**Aim:** Without changing a character, return the entries, but not the images they hold.

(Some records)
— START —

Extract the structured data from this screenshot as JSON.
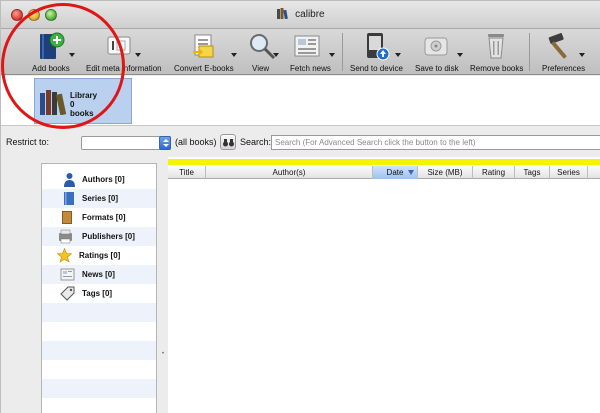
{
  "window": {
    "title": "calibre"
  },
  "toolbar": {
    "items": [
      {
        "label": "Add books",
        "icon": "add-books-icon"
      },
      {
        "label": "Edit meta information",
        "icon": "edit-metadata-icon"
      },
      {
        "label": "Convert E-books",
        "icon": "convert-icon"
      },
      {
        "label": "View",
        "icon": "view-magnifier-icon"
      },
      {
        "label": "Fetch news",
        "icon": "fetch-news-icon"
      },
      {
        "label": "Send to device",
        "icon": "send-to-device-icon"
      },
      {
        "label": "Save to disk",
        "icon": "save-to-disk-icon"
      },
      {
        "label": "Remove books",
        "icon": "trash-icon"
      },
      {
        "label": "Preferences",
        "icon": "preferences-hammer-icon"
      }
    ]
  },
  "library": {
    "line1": "Library",
    "line2": "0",
    "line3": "books"
  },
  "filter": {
    "restrict_label": "Restrict to:",
    "restrict_value": "",
    "all_books": "(all books)",
    "search_label": "Search:",
    "search_placeholder": "Search (For Advanced Search click the button to the left)"
  },
  "tag_browser": {
    "items": [
      {
        "label": "Authors [0]",
        "icon": "person-icon"
      },
      {
        "label": "Series [0]",
        "icon": "series-book-icon"
      },
      {
        "label": "Formats [0]",
        "icon": "formats-book-icon"
      },
      {
        "label": "Publishers [0]",
        "icon": "publisher-icon"
      },
      {
        "label": "Ratings [0]",
        "icon": "star-icon"
      },
      {
        "label": "News [0]",
        "icon": "news-icon"
      },
      {
        "label": "Tags [0]",
        "icon": "tag-icon"
      }
    ]
  },
  "book_list": {
    "columns": [
      "Title",
      "Author(s)",
      "Date",
      "Size (MB)",
      "Rating",
      "Tags",
      "Series"
    ],
    "sorted_column": "Date"
  },
  "colors": {
    "annotation": "#e01616",
    "highlight_bar": "#f4f400",
    "library_card": "#b9d1ee"
  }
}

— END —

**Expected answer:**
Extract the structured data from this screenshot as JSON.
{
  "window": {
    "title": "calibre"
  },
  "toolbar": {
    "items": [
      {
        "label": "Add books",
        "icon": "add-books-icon"
      },
      {
        "label": "Edit meta information",
        "icon": "edit-metadata-icon"
      },
      {
        "label": "Convert E-books",
        "icon": "convert-icon"
      },
      {
        "label": "View",
        "icon": "view-magnifier-icon"
      },
      {
        "label": "Fetch news",
        "icon": "fetch-news-icon"
      },
      {
        "label": "Send to device",
        "icon": "send-to-device-icon"
      },
      {
        "label": "Save to disk",
        "icon": "save-to-disk-icon"
      },
      {
        "label": "Remove books",
        "icon": "trash-icon"
      },
      {
        "label": "Preferences",
        "icon": "preferences-hammer-icon"
      }
    ]
  },
  "library": {
    "line1": "Library",
    "line2": "0",
    "line3": "books"
  },
  "filter": {
    "restrict_label": "Restrict to:",
    "restrict_value": "",
    "all_books": "(all books)",
    "search_label": "Search:",
    "search_placeholder": "Search (For Advanced Search click the button to the left)"
  },
  "tag_browser": {
    "items": [
      {
        "label": "Authors [0]",
        "icon": "person-icon"
      },
      {
        "label": "Series [0]",
        "icon": "series-book-icon"
      },
      {
        "label": "Formats [0]",
        "icon": "formats-book-icon"
      },
      {
        "label": "Publishers [0]",
        "icon": "publisher-icon"
      },
      {
        "label": "Ratings [0]",
        "icon": "star-icon"
      },
      {
        "label": "News [0]",
        "icon": "news-icon"
      },
      {
        "label": "Tags [0]",
        "icon": "tag-icon"
      }
    ]
  },
  "book_list": {
    "columns": [
      "Title",
      "Author(s)",
      "Date",
      "Size (MB)",
      "Rating",
      "Tags",
      "Series"
    ],
    "sorted_column": "Date"
  },
  "colors": {
    "annotation": "#e01616",
    "highlight_bar": "#f4f400",
    "library_card": "#b9d1ee"
  }
}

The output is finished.